● **Problem to work on**
Please give the listing again in its entirety, exactly as written.
#####
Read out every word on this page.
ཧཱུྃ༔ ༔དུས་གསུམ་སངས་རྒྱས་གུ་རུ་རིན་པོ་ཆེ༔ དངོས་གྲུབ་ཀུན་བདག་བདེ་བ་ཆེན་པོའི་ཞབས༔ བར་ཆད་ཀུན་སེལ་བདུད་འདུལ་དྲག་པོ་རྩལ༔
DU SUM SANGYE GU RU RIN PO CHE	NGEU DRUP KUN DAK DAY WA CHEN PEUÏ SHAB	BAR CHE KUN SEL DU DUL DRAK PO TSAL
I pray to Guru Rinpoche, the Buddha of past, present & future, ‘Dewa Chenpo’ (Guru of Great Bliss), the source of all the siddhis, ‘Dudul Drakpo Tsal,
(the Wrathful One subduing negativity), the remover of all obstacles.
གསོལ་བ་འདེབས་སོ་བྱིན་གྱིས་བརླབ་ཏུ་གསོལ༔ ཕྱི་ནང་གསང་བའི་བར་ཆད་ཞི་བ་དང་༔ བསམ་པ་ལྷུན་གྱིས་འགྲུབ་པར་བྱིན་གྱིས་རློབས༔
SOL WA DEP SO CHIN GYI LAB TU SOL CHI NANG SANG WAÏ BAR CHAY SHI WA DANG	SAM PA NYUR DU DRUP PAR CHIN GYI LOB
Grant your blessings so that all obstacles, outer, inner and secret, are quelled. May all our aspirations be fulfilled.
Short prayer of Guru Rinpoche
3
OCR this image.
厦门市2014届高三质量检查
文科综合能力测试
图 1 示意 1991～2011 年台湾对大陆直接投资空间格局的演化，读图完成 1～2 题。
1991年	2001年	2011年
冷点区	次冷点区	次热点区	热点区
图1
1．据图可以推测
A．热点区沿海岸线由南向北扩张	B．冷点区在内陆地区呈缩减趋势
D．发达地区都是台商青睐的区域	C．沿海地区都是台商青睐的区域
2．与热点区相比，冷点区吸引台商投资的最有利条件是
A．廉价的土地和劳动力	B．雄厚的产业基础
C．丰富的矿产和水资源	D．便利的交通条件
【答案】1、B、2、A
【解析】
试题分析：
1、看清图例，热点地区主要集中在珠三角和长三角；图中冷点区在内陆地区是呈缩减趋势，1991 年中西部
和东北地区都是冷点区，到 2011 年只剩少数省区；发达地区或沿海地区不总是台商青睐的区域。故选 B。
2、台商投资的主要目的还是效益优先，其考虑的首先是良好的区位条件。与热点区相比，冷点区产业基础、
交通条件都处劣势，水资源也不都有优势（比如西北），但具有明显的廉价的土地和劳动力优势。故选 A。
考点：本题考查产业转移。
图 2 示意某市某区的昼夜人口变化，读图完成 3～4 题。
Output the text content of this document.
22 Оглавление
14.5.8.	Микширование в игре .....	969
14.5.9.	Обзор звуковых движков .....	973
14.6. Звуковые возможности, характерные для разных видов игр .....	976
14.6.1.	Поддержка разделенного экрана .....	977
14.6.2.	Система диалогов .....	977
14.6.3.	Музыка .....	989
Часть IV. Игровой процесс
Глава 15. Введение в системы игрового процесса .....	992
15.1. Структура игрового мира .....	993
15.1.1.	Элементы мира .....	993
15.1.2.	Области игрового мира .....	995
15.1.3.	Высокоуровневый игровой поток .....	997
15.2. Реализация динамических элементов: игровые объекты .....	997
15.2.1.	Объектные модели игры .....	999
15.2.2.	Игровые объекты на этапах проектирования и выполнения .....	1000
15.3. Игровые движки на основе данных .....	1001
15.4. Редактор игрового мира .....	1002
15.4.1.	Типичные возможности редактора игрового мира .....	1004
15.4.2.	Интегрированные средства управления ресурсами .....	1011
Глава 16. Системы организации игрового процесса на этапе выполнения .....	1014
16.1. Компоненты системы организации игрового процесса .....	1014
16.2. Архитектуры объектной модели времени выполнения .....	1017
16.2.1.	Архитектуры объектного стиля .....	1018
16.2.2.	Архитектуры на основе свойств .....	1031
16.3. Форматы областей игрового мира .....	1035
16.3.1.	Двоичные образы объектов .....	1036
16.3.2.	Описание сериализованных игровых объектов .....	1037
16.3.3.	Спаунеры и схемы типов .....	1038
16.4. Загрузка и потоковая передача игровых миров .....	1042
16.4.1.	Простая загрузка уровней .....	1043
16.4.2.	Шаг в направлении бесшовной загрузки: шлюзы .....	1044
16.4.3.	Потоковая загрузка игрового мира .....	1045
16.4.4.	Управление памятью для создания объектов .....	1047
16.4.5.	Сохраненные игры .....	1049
#####
● **Answer**
Read out every word on this page.
ཧཱུྃ༔ ༔དུས་གསུམ་སངས་རྒྱས་གུ་རུ་རིན་པོ་ཆེ༔ དངོས་གྲུབ་ཀུན་བདག་བདེ་བ་ཆེན་པོའི་ཞབས༔ བར་ཆད་ཀུན་སེལ་བདུད་འདུལ་དྲག་པོ་རྩལ༔
DU SUM SANGYE GU RU RIN PO CHE	NGEU DRUP KUN DAK DAY WA CHEN PEUÏ SHAB	BAR CHE KUN SEL DU DUL DRAK PO TSAL
I pray to Guru Rinpoche, the Buddha of past, present & future, ‘Dewa Chenpo’ (Guru of Great Bliss), the source of all the siddhis, ‘Dudul Drakpo Tsal,
(the Wrathful One subduing negativity), the remover of all obstacles.
གསོལ་བ་འདེབས་སོ་བྱིན་གྱིས་བརླབ་ཏུ་གསོལ༔ ཕྱི་ནང་གསང་བའི་བར་ཆད་ཞི་བ་དང་༔ བསམ་པ་ལྷུན་གྱིས་འགྲུབ་པར་བྱིན་གྱིས་རློབས༔
SOL WA DEP SO CHIN GYI LAB TU SOL CHI NANG SANG WAÏ BAR CHAY SHI WA DANG	SAM PA NYUR DU DRUP PAR CHIN GYI LOB
Grant your blessings so that all obstacles, outer, inner and secret, are quelled. May all our aspirations be fulfilled.
Short prayer of Guru Rinpoche
3
OCR this image.
厦门市2014届高三质量检查
文科综合能力测试
图 1 示意 1991～2011 年台湾对大陆直接投资空间格局的演化，读图完成 1～2 题。
1991年	2001年	2011年
冷点区	次冷点区	次热点区	热点区
图1
1．据图可以推测
A．热点区沿海岸线由南向北扩张	B．冷点区在内陆地区呈缩减趋势
D．发达地区都是台商青睐的区域	C．沿海地区都是台商青睐的区域
2．与热点区相比，冷点区吸引台商投资的最有利条件是
A．廉价的土地和劳动力	B．雄厚的产业基础
C．丰富的矿产和水资源	D．便利的交通条件
【答案】1、B、2、A
【解析】
试题分析：
1、看清图例，热点地区主要集中在珠三角和长三角；图中冷点区在内陆地区是呈缩减趋势，1991 年中西部
和东北地区都是冷点区，到 2011 年只剩少数省区；发达地区或沿海地区不总是台商青睐的区域。故选 B。
2、台商投资的主要目的还是效益优先，其考虑的首先是良好的区位条件。与热点区相比，冷点区产业基础、
交通条件都处劣势，水资源也不都有优势（比如西北），但具有明显的廉价的土地和劳动力优势。故选 A。
考点：本题考查产业转移。
图 2 示意某市某区的昼夜人口变化，读图完成 3～4 题。
Output the text content of this document.
22 Оглавление
14.5.8.	Микширование в игре .....	969
14.5.9.	Обзор звуковых движков .....	973
14.6. Звуковые возможности, характерные для разных видов игр .....	976
14.6.1.	Поддержка разделенного экрана .....	977
14.6.2.	Система диалогов .....	977
14.6.3.	Музыка .....	989
Часть IV. Игровой процесс
Глава 15. Введение в системы игрового процесса .....	992
15.1. Структура игрового мира .....	993
15.1.1.	Элементы мира .....	993
15.1.2.	Области игрового мира .....	995
15.1.3.	Высокоуровневый игровой поток .....	997
15.2. Реализация динамических элементов: игровые объекты .....	997
15.2.1.	Объектные модели игры .....	999
15.2.2.	Игровые объекты на этапах проектирования и выполнения .....	1000
15.3. Игровые движки на основе данных .....	1001
15.4. Редактор игрового мира .....	1002
15.4.1.	Типичные возможности редактора игрового мира .....	1004
15.4.2.	Интегрированные средства управления ресурсами .....	1011
Глава 16. Системы организации игрового процесса на этапе выполнения .....	1014
16.1. Компоненты системы организации игрового процесса .....	1014
16.2. Архитектуры объектной модели времени выполнения .....	1017
16.2.1.	Архитектуры объектного стиля .....	1018
16.2.2.	Архитектуры на основе свойств .....	1031
16.3. Форматы областей игрового мира .....	1035
16.3.1.	Двоичные образы объектов .....	1036
16.3.2.	Описание сериализованных игровых объектов .....	1037
16.3.3.	Спаунеры и схемы типов .....	1038
16.4. Загрузка и потоковая передача игровых миров .....	1042
16.4.1.	Простая загрузка уровней .....	1043
16.4.2.	Шаг в направлении бесшовной загрузки: шлюзы .....	1044
16.4.3.	Потоковая загрузка игрового мира .....	1045
16.4.4.	Управление памятью для создания объектов .....	1047
16.4.5.	Сохраненные игры .....	1049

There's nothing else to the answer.